#### [Prompt]
Wherever the word "ylabel" appears in the entries, copy the whole line.

---------- Provided records ----------

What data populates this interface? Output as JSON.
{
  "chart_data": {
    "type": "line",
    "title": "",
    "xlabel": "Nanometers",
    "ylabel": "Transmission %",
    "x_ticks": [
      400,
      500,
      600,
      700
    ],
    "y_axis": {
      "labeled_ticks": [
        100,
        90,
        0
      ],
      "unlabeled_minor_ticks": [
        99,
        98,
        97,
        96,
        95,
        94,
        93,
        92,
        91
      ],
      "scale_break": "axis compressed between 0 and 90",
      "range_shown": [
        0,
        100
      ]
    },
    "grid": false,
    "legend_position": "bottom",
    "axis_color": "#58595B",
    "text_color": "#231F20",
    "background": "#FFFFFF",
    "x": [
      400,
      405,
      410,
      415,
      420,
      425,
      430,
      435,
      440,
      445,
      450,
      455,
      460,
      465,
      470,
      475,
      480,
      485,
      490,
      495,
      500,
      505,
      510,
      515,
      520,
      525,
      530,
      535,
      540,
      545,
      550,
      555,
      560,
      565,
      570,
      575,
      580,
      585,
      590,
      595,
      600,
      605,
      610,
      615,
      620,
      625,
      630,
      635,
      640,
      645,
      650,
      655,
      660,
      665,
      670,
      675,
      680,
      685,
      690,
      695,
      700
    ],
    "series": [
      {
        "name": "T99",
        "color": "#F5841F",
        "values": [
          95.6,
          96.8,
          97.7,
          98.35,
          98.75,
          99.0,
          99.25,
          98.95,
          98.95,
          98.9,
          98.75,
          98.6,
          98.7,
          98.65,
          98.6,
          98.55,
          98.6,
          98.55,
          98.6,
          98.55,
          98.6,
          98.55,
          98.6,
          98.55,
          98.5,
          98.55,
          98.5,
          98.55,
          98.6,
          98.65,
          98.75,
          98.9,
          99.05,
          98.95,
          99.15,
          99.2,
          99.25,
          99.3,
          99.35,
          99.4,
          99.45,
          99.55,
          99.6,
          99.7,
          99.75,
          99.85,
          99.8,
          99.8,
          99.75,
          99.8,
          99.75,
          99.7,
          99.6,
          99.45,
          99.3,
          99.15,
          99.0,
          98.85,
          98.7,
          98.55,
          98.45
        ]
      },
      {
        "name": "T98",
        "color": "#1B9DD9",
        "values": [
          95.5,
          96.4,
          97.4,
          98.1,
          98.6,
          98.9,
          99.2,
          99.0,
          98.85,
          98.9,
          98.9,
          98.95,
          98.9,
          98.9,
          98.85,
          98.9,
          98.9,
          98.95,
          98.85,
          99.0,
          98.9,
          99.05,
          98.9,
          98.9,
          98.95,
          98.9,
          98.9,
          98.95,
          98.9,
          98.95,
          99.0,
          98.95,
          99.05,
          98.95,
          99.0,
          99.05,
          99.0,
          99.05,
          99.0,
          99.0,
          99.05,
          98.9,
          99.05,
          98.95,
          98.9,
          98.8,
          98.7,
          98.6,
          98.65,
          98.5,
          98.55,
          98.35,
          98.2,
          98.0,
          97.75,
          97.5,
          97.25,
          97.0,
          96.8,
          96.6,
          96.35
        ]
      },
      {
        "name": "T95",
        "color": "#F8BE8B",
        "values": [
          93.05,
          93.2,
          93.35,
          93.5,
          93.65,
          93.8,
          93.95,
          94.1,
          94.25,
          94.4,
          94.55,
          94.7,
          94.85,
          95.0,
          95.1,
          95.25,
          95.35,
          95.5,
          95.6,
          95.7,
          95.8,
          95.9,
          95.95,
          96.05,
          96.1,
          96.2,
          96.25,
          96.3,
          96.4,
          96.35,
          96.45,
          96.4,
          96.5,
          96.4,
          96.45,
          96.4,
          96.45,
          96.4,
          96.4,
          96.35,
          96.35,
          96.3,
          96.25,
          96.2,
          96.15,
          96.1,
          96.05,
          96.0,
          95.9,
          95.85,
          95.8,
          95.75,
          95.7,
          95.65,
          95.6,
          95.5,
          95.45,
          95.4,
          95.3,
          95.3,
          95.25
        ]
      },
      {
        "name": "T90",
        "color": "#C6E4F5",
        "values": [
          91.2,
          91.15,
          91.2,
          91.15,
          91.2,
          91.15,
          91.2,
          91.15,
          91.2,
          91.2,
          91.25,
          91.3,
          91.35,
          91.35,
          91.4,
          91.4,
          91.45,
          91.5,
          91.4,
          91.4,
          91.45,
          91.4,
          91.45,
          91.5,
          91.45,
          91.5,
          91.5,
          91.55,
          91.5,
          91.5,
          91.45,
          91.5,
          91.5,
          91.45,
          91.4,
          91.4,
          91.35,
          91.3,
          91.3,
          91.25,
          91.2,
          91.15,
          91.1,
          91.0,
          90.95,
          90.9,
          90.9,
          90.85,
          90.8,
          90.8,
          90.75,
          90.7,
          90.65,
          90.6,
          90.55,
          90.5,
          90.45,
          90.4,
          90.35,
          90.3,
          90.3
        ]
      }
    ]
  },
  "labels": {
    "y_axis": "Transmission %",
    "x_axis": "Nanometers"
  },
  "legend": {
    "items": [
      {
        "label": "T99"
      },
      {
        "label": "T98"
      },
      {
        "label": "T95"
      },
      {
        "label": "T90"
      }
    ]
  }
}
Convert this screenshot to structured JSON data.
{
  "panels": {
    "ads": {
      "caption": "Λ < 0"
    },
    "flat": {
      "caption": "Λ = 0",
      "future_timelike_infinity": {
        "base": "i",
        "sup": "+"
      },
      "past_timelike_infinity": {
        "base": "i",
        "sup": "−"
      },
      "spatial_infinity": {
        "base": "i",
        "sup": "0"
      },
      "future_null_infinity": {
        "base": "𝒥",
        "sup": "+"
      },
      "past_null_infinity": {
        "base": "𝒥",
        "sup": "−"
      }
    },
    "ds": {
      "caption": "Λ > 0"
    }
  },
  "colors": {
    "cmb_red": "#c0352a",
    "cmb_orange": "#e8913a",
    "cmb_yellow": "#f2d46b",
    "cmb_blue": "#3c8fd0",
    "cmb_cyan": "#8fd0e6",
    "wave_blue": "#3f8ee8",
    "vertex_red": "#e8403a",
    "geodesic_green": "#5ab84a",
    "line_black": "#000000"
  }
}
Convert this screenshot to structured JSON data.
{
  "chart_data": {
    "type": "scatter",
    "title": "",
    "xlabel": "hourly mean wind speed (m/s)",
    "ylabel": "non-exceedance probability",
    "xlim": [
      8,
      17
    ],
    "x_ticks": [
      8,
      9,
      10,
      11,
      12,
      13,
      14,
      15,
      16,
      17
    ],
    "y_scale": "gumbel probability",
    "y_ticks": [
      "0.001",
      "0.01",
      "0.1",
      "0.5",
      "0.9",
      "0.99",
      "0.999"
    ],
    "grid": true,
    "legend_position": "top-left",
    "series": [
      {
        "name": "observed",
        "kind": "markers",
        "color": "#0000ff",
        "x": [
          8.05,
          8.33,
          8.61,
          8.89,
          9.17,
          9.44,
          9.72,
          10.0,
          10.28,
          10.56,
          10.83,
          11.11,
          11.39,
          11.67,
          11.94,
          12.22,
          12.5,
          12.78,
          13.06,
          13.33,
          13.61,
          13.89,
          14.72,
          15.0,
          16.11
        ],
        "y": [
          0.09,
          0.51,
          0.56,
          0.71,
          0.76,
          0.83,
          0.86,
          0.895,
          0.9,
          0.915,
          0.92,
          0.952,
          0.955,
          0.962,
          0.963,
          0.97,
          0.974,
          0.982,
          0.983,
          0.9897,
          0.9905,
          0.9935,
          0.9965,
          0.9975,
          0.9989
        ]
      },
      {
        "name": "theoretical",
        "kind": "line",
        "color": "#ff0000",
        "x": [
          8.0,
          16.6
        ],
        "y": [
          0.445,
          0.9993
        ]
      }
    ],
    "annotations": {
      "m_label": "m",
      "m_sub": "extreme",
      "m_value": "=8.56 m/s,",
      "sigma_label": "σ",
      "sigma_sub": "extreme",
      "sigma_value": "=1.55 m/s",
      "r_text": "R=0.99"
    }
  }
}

----------

#### [Result below]
    "ylabel": "Transmission %",
    "ylabel": "non-exceedance probability",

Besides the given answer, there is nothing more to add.